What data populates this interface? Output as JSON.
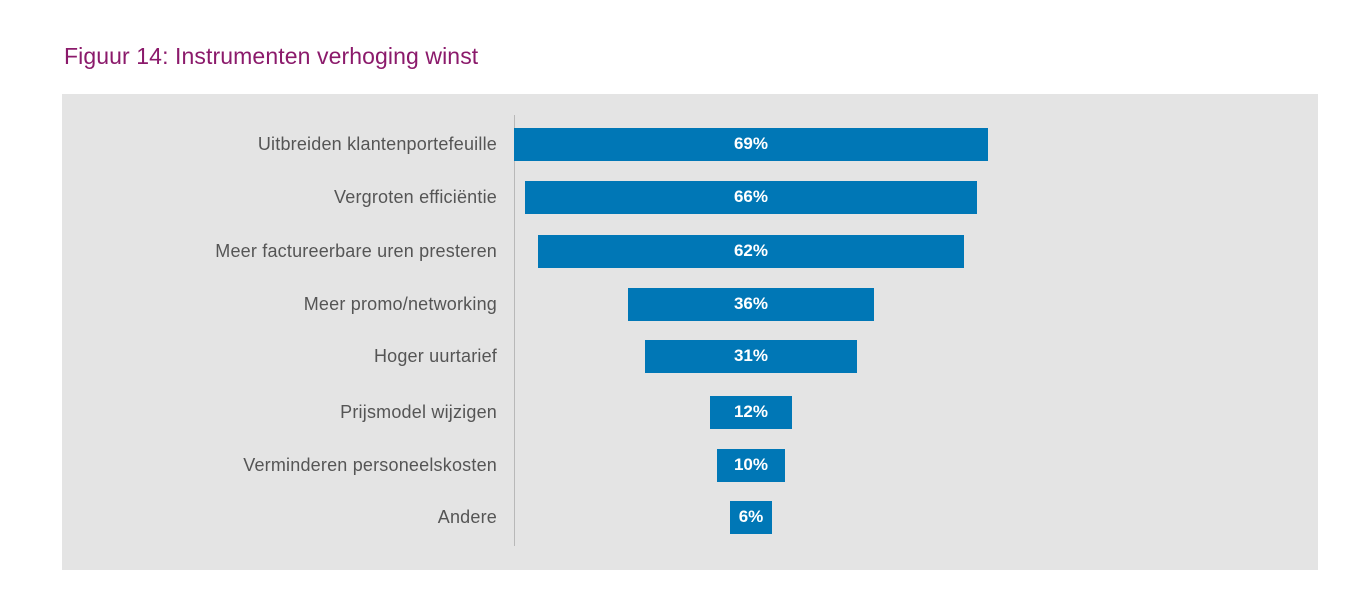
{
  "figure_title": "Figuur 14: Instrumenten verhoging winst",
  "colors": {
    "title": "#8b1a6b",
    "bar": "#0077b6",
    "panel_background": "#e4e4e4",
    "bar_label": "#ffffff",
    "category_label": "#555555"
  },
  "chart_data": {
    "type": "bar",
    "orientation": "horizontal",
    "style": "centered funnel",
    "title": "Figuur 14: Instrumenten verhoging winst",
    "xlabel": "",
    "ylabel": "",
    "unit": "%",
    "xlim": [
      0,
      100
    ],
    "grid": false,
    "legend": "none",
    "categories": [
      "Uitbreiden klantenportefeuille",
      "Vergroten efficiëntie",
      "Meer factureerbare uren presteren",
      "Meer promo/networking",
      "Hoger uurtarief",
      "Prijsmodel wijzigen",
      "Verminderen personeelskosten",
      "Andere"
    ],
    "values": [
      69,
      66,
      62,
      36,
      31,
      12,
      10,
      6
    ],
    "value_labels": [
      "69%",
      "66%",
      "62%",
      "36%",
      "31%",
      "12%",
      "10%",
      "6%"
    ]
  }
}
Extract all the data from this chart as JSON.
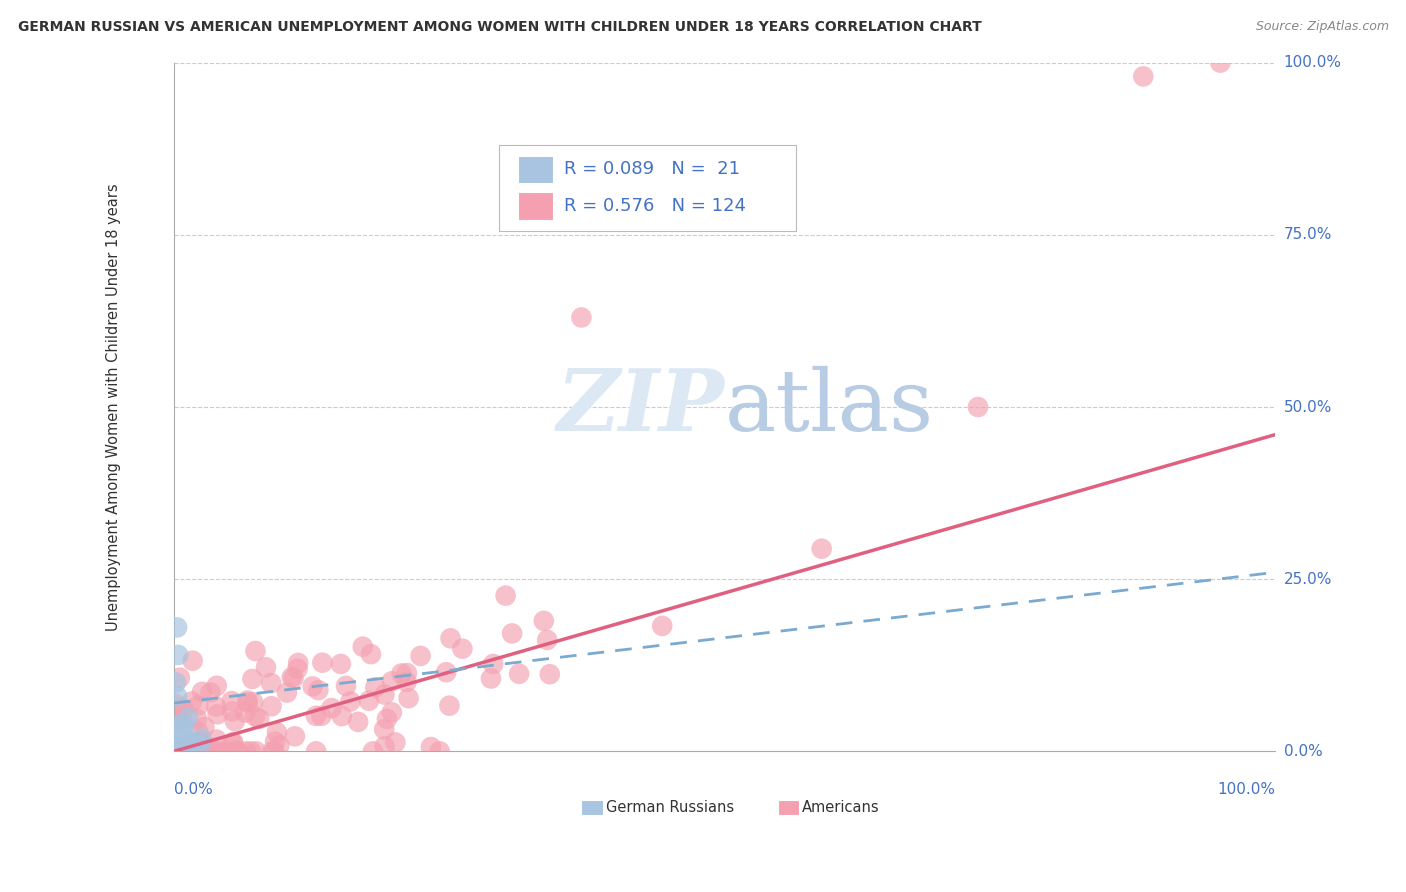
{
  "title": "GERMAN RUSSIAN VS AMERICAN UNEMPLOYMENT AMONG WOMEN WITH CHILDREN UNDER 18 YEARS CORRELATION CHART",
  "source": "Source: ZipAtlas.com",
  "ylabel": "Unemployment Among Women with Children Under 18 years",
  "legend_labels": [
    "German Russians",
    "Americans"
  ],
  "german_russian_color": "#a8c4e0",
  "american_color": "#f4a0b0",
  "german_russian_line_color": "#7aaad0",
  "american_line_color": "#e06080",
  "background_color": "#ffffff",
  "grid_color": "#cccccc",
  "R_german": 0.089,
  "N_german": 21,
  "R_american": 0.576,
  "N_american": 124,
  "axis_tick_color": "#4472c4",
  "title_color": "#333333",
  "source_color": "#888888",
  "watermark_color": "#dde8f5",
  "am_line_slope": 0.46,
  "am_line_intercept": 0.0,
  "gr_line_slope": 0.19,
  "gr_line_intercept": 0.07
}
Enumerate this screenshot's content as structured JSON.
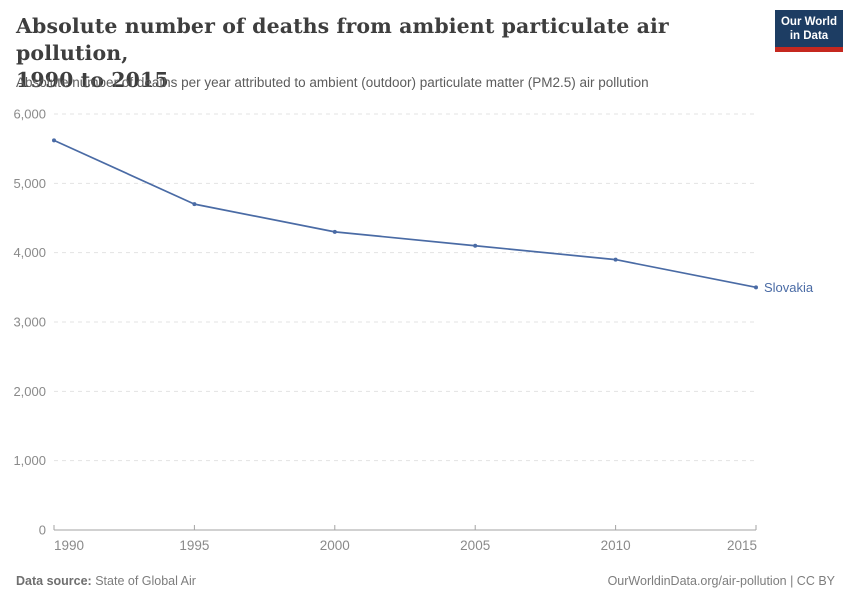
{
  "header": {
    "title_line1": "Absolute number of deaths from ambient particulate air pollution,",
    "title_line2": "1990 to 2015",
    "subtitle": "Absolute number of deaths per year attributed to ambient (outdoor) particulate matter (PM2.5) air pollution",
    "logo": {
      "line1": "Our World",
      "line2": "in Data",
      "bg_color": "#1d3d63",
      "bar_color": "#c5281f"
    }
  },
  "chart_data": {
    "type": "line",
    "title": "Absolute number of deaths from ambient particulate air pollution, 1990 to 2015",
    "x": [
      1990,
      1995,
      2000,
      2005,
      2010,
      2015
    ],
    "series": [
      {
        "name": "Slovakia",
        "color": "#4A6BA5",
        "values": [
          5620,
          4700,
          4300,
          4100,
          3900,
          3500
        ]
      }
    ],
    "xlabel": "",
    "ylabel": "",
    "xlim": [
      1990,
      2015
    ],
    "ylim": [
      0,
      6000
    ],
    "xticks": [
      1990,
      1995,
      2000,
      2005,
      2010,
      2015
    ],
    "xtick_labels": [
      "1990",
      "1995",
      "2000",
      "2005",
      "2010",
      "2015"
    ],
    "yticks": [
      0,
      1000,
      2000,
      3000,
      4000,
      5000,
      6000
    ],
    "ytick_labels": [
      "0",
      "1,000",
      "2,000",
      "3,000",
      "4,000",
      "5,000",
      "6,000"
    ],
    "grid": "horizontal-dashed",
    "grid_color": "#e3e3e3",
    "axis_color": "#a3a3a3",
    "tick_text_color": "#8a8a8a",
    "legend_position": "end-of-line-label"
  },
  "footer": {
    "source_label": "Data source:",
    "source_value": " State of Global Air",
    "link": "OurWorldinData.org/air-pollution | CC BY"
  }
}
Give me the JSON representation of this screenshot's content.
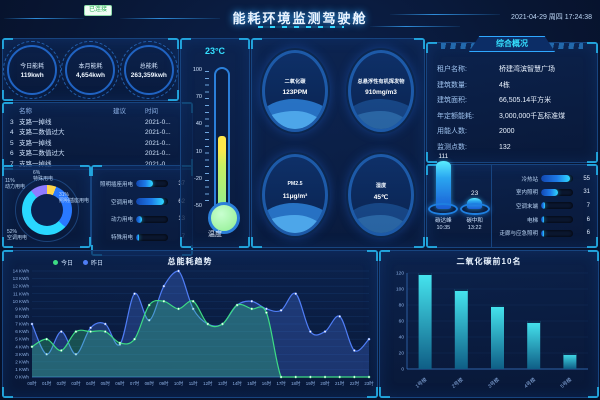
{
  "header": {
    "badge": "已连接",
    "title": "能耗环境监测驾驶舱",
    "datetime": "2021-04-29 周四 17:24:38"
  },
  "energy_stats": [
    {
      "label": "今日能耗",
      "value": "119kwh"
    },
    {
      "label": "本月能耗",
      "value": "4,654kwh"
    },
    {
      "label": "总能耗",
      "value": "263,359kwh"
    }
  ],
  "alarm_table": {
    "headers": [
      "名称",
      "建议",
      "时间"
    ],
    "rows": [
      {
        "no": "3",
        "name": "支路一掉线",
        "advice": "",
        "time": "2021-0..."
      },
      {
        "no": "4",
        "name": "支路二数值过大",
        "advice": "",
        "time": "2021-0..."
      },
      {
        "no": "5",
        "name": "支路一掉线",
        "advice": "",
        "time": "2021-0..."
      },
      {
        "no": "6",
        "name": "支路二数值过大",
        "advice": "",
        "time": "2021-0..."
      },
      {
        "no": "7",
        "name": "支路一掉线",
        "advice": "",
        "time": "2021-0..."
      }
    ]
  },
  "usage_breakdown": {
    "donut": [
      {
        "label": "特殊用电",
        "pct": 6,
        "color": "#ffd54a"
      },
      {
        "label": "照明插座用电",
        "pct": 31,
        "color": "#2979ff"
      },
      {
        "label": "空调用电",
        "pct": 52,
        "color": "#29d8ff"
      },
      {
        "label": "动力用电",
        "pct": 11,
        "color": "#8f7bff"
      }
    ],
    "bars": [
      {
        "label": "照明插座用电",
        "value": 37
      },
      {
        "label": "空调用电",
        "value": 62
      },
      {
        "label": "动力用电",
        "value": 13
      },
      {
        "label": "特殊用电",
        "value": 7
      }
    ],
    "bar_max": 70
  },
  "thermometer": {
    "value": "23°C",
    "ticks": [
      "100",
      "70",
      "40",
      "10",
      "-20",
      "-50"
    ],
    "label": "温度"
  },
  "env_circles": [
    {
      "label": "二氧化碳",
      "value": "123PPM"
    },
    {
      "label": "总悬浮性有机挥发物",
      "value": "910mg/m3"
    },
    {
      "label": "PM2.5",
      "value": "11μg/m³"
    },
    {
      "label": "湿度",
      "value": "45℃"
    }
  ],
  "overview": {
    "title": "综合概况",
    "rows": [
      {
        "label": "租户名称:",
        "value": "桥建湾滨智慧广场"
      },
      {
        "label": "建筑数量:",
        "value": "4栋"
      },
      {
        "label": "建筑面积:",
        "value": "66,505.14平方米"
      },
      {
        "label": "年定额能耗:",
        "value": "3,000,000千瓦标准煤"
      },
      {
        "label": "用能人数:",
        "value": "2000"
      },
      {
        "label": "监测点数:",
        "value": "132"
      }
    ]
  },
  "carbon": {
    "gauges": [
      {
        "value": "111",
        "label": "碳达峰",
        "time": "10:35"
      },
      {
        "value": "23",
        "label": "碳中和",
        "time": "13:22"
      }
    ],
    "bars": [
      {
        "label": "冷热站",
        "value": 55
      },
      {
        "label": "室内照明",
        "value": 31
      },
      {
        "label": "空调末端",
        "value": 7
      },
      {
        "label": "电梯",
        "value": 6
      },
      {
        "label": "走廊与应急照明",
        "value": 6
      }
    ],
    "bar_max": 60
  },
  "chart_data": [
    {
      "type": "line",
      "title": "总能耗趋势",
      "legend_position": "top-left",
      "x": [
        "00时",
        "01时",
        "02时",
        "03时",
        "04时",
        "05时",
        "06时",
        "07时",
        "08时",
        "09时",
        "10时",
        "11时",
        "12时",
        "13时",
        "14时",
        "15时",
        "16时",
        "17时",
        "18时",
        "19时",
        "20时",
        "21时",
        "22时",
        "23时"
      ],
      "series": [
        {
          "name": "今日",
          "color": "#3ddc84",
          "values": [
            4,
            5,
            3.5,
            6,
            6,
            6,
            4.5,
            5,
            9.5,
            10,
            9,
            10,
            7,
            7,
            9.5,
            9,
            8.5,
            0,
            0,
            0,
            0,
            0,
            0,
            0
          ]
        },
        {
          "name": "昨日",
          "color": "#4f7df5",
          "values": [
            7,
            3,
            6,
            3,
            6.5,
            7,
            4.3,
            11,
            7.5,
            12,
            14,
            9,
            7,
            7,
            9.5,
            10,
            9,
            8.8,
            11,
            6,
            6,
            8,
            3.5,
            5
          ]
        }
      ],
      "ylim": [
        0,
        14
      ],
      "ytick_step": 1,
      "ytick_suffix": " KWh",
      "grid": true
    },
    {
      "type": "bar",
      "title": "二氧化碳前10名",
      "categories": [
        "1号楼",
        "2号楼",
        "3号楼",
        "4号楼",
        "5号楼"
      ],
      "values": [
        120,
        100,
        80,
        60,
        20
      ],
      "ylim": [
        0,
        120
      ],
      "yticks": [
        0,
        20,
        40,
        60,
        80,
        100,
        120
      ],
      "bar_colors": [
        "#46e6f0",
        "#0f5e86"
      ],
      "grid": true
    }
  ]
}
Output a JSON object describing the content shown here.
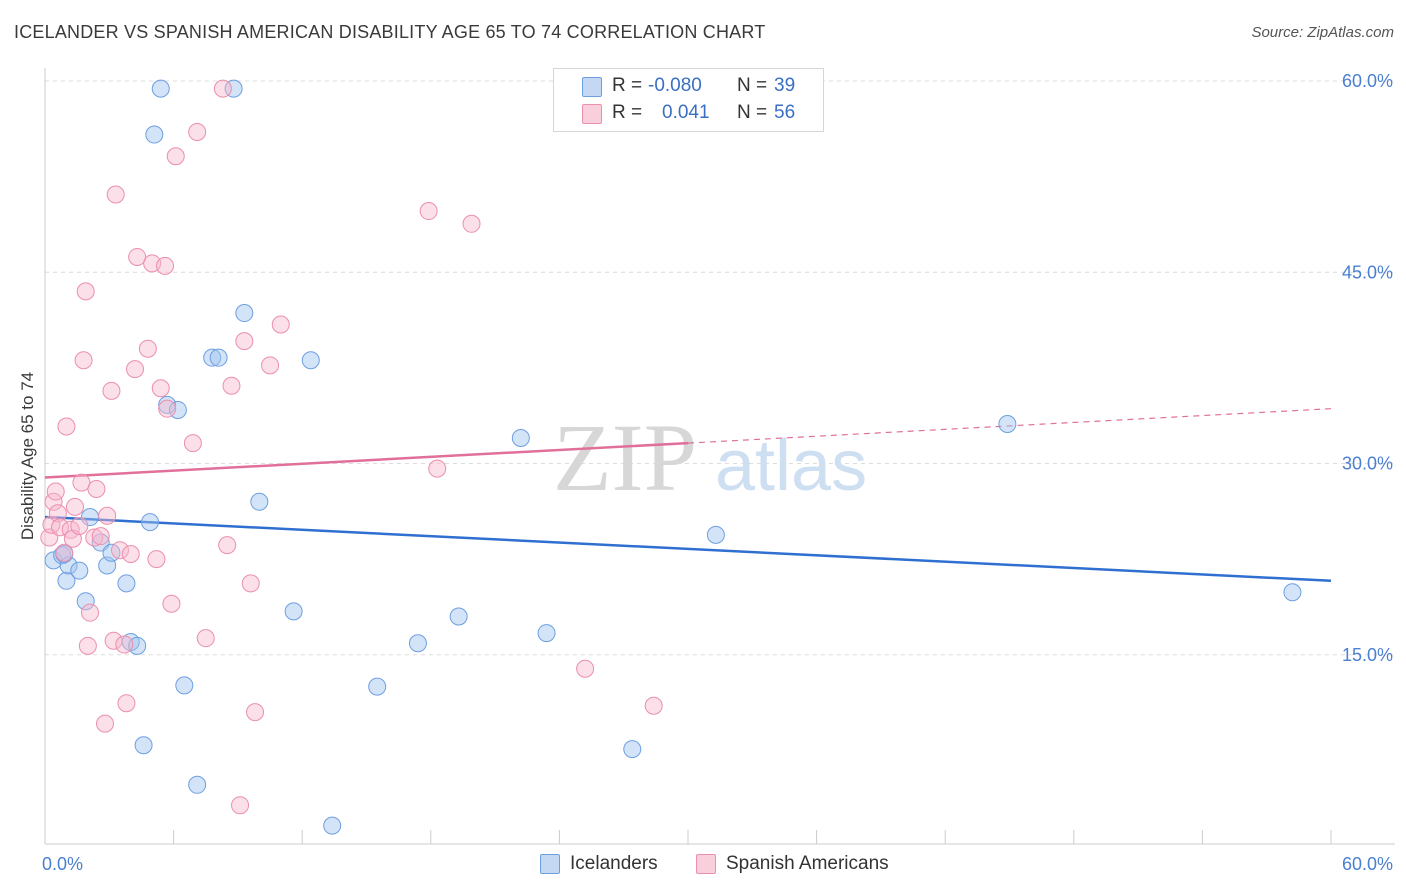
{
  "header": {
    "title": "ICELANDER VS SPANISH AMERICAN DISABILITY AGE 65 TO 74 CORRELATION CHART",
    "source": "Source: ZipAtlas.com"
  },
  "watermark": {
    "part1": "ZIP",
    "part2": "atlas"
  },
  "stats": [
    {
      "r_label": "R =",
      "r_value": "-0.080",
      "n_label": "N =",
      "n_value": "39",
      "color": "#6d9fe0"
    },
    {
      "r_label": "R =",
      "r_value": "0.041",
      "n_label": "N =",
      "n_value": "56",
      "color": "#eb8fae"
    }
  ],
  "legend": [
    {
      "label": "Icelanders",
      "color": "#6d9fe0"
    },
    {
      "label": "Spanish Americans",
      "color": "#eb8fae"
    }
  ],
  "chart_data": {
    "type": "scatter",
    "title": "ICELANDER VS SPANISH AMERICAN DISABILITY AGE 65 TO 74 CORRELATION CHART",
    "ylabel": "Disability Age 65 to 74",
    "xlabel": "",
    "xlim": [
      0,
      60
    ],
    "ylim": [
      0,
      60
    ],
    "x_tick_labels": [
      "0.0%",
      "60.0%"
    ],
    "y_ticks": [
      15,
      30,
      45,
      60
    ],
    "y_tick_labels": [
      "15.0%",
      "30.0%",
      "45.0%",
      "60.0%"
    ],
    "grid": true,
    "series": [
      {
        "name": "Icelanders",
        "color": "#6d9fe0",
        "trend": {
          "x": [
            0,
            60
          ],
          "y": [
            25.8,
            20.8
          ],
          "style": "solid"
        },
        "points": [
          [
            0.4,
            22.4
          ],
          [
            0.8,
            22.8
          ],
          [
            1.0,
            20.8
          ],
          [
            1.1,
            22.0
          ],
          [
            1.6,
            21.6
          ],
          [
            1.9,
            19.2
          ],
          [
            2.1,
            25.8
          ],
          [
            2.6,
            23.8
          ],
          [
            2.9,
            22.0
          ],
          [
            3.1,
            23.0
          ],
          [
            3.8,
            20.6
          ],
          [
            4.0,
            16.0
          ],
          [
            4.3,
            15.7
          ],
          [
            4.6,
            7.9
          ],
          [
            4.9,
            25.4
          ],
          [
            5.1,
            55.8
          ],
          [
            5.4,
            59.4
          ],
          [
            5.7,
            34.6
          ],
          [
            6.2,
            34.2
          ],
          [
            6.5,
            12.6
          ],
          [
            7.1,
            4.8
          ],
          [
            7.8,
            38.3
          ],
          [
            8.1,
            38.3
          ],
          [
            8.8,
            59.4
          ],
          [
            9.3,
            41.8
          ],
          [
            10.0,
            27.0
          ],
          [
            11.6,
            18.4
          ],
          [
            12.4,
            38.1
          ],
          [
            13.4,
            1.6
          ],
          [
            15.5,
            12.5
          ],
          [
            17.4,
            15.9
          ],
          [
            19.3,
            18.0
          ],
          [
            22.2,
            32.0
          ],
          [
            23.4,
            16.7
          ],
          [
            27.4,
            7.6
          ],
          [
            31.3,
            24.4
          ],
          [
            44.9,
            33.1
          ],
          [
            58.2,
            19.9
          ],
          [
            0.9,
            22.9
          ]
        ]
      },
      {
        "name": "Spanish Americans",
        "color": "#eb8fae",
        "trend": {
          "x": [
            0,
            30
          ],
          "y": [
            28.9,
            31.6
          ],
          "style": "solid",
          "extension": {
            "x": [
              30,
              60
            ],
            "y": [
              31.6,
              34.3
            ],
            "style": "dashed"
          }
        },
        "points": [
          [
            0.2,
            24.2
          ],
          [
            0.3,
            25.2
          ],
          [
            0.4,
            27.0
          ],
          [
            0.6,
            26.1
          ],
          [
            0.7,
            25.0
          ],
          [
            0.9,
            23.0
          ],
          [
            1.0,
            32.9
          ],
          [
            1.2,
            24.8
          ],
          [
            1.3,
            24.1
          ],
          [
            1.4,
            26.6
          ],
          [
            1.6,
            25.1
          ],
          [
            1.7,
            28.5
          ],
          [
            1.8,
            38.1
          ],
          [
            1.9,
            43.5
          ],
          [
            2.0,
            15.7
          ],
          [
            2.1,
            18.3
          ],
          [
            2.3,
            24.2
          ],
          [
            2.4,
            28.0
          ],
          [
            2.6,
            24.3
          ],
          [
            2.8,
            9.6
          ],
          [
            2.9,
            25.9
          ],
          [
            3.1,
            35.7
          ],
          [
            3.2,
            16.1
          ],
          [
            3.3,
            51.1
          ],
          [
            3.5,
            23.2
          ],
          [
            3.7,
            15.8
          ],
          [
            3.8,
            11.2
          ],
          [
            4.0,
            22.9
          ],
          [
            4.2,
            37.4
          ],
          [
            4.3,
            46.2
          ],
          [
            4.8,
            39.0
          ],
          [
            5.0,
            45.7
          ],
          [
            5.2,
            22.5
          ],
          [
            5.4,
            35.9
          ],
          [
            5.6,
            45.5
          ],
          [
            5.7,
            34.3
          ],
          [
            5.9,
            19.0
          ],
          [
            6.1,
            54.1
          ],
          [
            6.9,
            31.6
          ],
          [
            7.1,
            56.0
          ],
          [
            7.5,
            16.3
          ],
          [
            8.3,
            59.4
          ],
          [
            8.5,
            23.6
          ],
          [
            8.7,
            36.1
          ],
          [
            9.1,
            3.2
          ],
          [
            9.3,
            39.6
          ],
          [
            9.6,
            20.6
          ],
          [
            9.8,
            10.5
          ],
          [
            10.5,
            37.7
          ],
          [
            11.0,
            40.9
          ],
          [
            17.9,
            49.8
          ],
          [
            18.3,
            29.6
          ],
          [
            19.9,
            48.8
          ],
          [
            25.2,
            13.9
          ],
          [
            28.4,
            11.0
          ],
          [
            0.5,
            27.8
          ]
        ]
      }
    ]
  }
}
+===+
Aim => Show every line where the string "name" appears.

Answer to the task =>
        "name": "Slovakia",
        "name": "支路一掉线",
        "name": "支路二数值过大",
        "name": "支路一掉线",
        "name": "支路二数值过大",
        "name": "支路一掉线",
          "name": "今日",
          "name": "昨日",
        "name": "Icelanders",
        "name": "Spanish Americans",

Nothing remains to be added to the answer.